-- INPUT RECORDS --
--

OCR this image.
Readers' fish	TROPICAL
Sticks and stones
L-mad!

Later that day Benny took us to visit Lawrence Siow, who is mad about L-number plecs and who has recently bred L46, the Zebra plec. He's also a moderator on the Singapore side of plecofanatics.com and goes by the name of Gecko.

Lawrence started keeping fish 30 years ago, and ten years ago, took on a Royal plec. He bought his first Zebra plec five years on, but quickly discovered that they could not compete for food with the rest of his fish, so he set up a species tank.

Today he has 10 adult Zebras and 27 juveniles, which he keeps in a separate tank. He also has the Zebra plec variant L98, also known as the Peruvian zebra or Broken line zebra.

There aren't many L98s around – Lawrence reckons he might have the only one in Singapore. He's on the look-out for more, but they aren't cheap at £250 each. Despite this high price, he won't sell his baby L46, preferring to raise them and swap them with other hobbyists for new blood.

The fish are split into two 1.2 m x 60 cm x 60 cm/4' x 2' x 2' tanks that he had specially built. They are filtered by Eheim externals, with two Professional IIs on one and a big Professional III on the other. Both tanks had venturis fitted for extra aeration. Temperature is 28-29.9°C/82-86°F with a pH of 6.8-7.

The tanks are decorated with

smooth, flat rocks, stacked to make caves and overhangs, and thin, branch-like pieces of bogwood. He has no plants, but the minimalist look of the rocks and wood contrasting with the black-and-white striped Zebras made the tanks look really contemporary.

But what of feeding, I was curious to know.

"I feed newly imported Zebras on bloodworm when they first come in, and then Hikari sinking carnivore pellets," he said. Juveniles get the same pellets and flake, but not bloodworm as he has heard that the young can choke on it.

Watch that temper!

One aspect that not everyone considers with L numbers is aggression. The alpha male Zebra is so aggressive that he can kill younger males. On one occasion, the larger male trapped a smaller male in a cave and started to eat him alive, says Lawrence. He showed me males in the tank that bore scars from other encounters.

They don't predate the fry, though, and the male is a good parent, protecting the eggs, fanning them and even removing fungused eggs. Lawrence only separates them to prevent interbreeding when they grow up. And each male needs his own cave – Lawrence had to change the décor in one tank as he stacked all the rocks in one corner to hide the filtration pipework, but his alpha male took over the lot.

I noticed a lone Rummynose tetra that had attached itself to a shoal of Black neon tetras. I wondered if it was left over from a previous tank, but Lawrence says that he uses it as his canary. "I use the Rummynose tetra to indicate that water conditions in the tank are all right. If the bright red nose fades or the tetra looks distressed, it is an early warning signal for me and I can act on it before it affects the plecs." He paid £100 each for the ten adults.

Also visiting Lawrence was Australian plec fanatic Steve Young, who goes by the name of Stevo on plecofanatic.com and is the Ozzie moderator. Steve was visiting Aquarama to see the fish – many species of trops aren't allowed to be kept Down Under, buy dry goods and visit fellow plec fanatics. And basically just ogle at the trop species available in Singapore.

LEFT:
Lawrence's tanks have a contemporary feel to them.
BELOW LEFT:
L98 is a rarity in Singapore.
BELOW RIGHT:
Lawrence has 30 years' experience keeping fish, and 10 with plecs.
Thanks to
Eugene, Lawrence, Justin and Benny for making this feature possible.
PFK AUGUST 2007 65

--

-- PROBLEM --
Make an exact copy of all the data.

-- SOLVED PROBLEM --
OCR this image.
Readers' fish	TROPICAL
Sticks and stones
L-mad!

Later that day Benny took us to visit Lawrence Siow, who is mad about L-number plecs and who has recently bred L46, the Zebra plec. He's also a moderator on the Singapore side of plecofanatics.com and goes by the name of Gecko.

Lawrence started keeping fish 30 years ago, and ten years ago, took on a Royal plec. He bought his first Zebra plec five years on, but quickly discovered that they could not compete for food with the rest of his fish, so he set up a species tank.

Today he has 10 adult Zebras and 27 juveniles, which he keeps in a separate tank. He also has the Zebra plec variant L98, also known as the Peruvian zebra or Broken line zebra.

There aren't many L98s around – Lawrence reckons he might have the only one in Singapore. He's on the look-out for more, but they aren't cheap at £250 each. Despite this high price, he won't sell his baby L46, preferring to raise them and swap them with other hobbyists for new blood.

The fish are split into two 1.2 m x 60 cm x 60 cm/4' x 2' x 2' tanks that he had specially built. They are filtered by Eheim externals, with two Professional IIs on one and a big Professional III on the other. Both tanks had venturis fitted for extra aeration. Temperature is 28-29.9°C/82-86°F with a pH of 6.8-7.

The tanks are decorated with

smooth, flat rocks, stacked to make caves and overhangs, and thin, branch-like pieces of bogwood. He has no plants, but the minimalist look of the rocks and wood contrasting with the black-and-white striped Zebras made the tanks look really contemporary.

But what of feeding, I was curious to know.

"I feed newly imported Zebras on bloodworm when they first come in, and then Hikari sinking carnivore pellets," he said. Juveniles get the same pellets and flake, but not bloodworm as he has heard that the young can choke on it.

Watch that temper!

One aspect that not everyone considers with L numbers is aggression. The alpha male Zebra is so aggressive that he can kill younger males. On one occasion, the larger male trapped a smaller male in a cave and started to eat him alive, says Lawrence. He showed me males in the tank that bore scars from other encounters.

They don't predate the fry, though, and the male is a good parent, protecting the eggs, fanning them and even removing fungused eggs. Lawrence only separates them to prevent interbreeding when they grow up. And each male needs his own cave – Lawrence had to change the décor in one tank as he stacked all the rocks in one corner to hide the filtration pipework, but his alpha male took over the lot.

I noticed a lone Rummynose tetra that had attached itself to a shoal of Black neon tetras. I wondered if it was left over from a previous tank, but Lawrence says that he uses it as his canary. "I use the Rummynose tetra to indicate that water conditions in the tank are all right. If the bright red nose fades or the tetra looks distressed, it is an early warning signal for me and I can act on it before it affects the plecs." He paid £100 each for the ten adults.

Also visiting Lawrence was Australian plec fanatic Steve Young, who goes by the name of Stevo on plecofanatic.com and is the Ozzie moderator. Steve was visiting Aquarama to see the fish – many species of trops aren't allowed to be kept Down Under, buy dry goods and visit fellow plec fanatics. And basically just ogle at the trop species available in Singapore.

LEFT:
Lawrence's tanks have a contemporary feel to them.
BELOW LEFT:
L98 is a rarity in Singapore.
BELOW RIGHT:
Lawrence has 30 years' experience keeping fish, and 10 with plecs.
Thanks to
Eugene, Lawrence, Justin and Benny for making this feature possible.
PFK AUGUST 2007 65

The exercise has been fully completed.